▶ [Supplied material]

--------------------------------------------------

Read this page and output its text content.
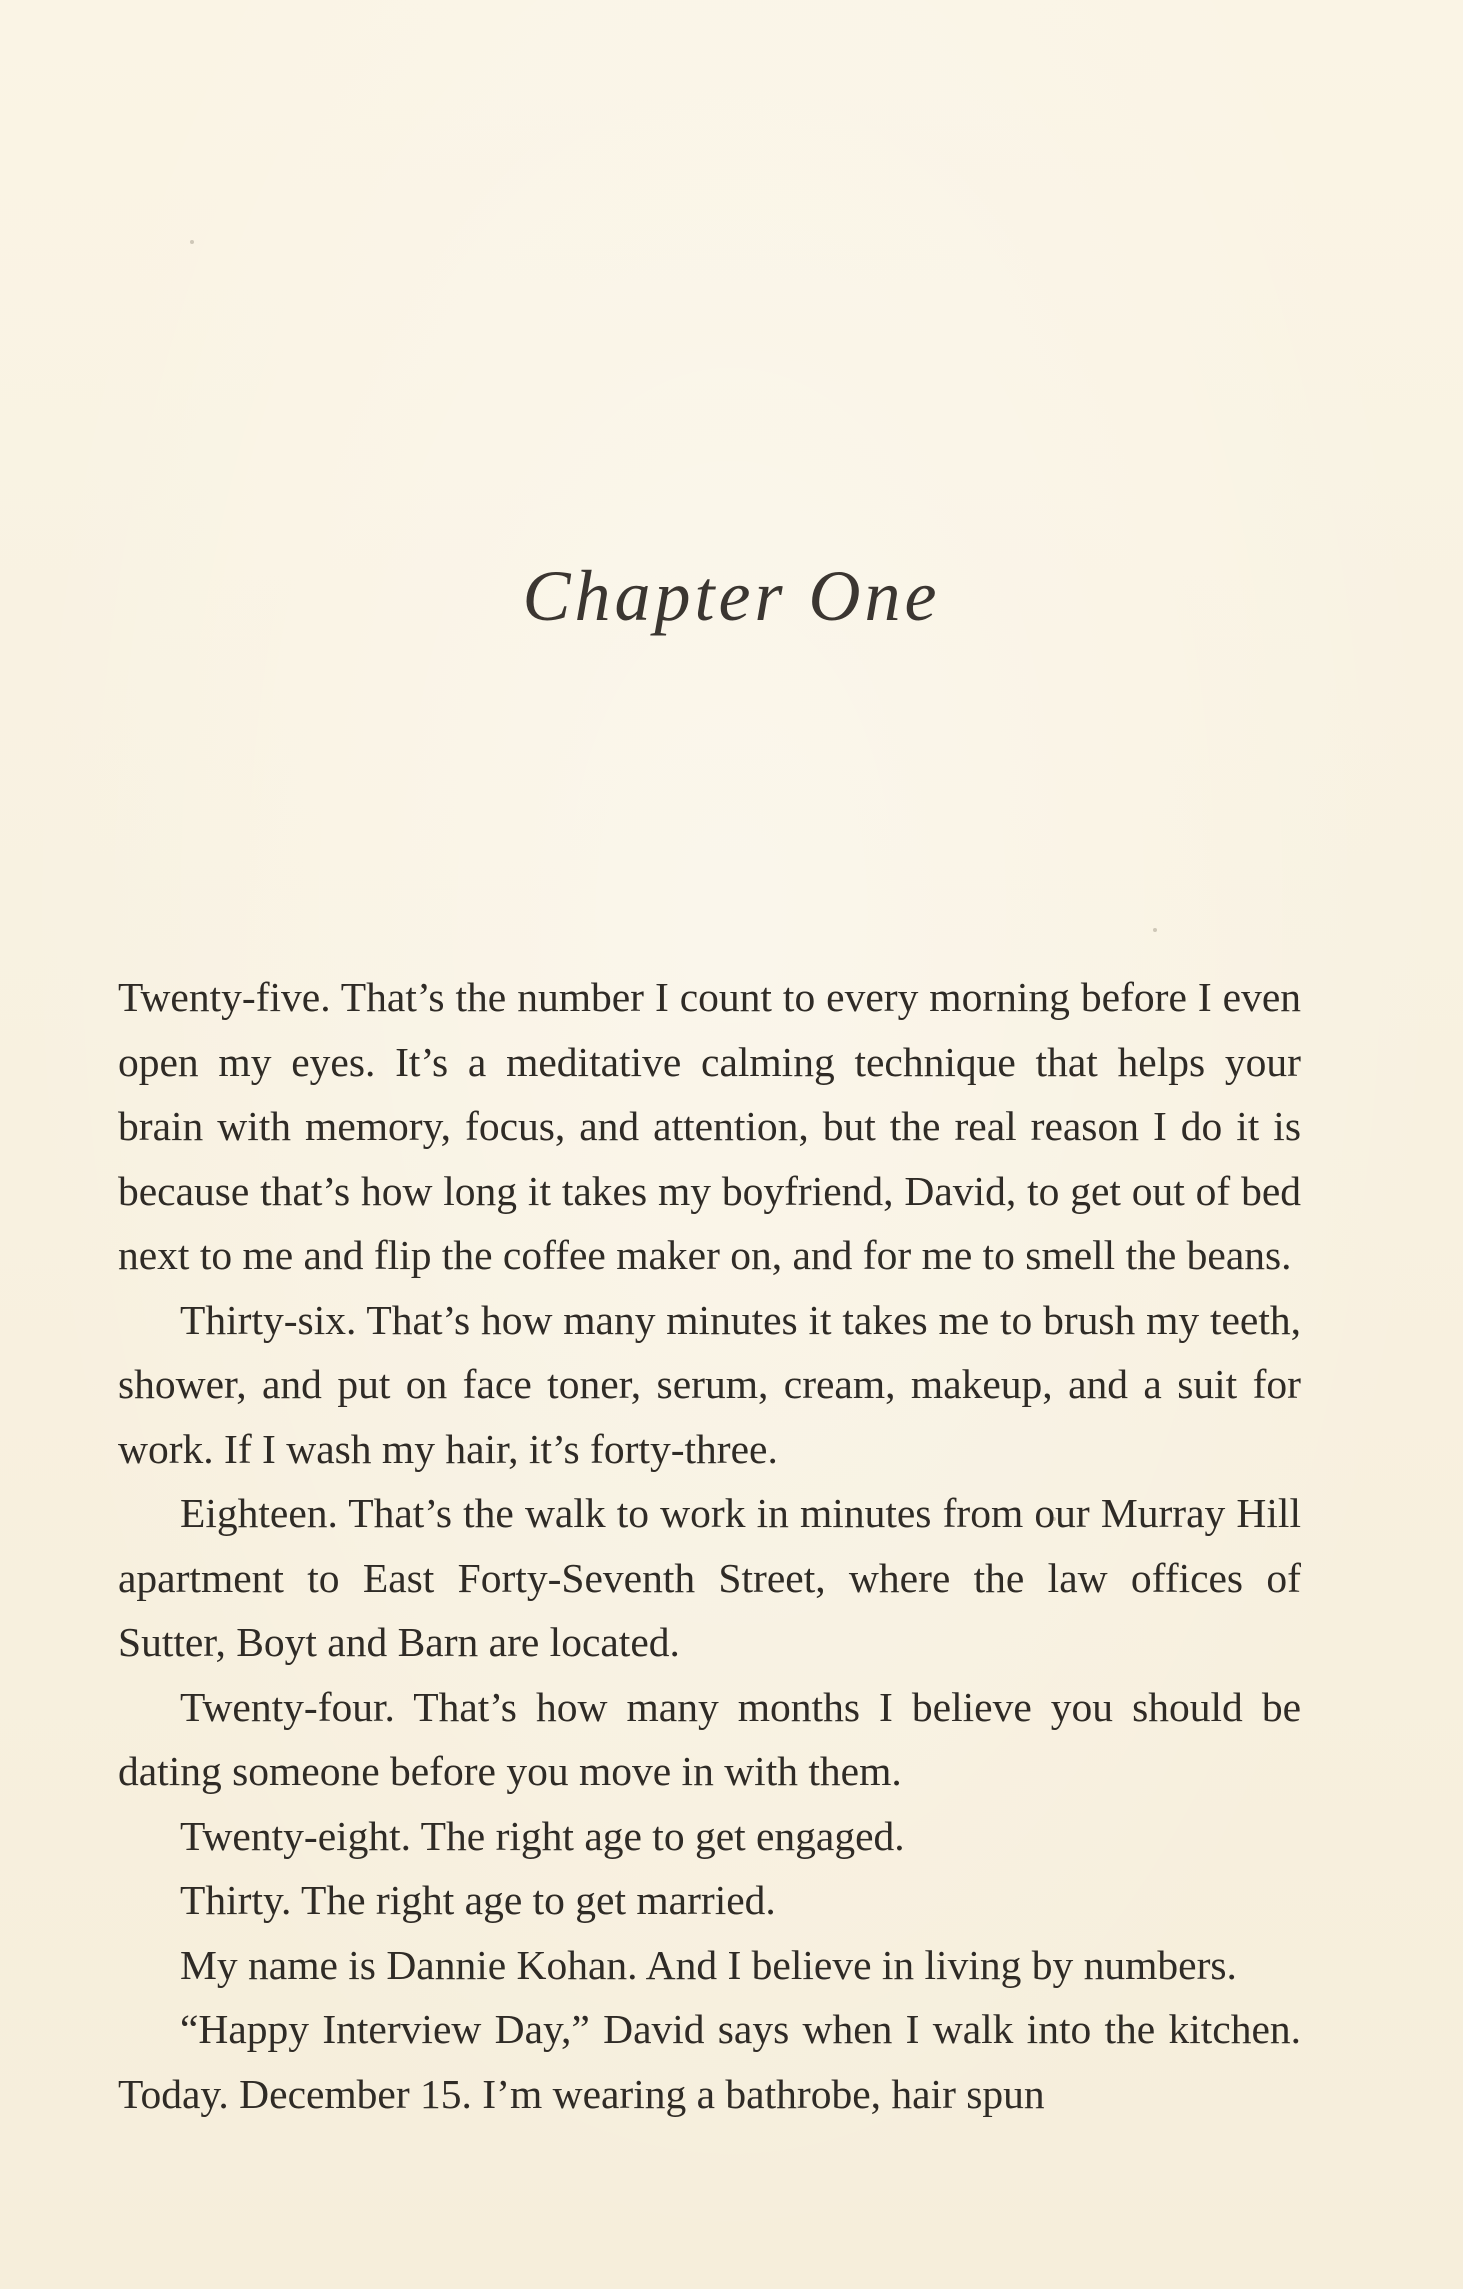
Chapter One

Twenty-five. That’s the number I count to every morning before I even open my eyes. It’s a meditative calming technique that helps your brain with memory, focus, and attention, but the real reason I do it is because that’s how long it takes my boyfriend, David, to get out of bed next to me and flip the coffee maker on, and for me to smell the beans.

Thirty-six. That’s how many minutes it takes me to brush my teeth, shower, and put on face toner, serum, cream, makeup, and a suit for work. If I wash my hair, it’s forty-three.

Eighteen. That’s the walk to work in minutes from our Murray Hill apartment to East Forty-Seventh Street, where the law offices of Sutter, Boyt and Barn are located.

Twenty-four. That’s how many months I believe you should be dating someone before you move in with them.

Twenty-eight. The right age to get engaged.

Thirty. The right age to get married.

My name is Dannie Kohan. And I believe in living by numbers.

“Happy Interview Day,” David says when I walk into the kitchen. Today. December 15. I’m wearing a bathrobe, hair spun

--------------------------------------------------

Pictures are excluded; output everything else in the data verbatim.

Read this page and output its text content.
Chapter One

Twenty-five. That’s the number I count to every morning before I even open my eyes. It’s a meditative calming technique that helps your brain with memory, focus, and attention, but the real reason I do it is because that’s how long it takes my boyfriend, David, to get out of bed next to me and flip the coffee maker on, and for me to smell the beans.

Thirty-six. That’s how many minutes it takes me to brush my teeth, shower, and put on face toner, serum, cream, makeup, and a suit for work. If I wash my hair, it’s forty-three.

Eighteen. That’s the walk to work in minutes from our Murray Hill apartment to East Forty-Seventh Street, where the law offices of Sutter, Boyt and Barn are located.

Twenty-four. That’s how many months I believe you should be dating someone before you move in with them.

Twenty-eight. The right age to get engaged.

Thirty. The right age to get married.

My name is Dannie Kohan. And I believe in living by numbers.

“Happy Interview Day,” David says when I walk into the kitchen. Today. December 15. I’m wearing a bathrobe, hair spun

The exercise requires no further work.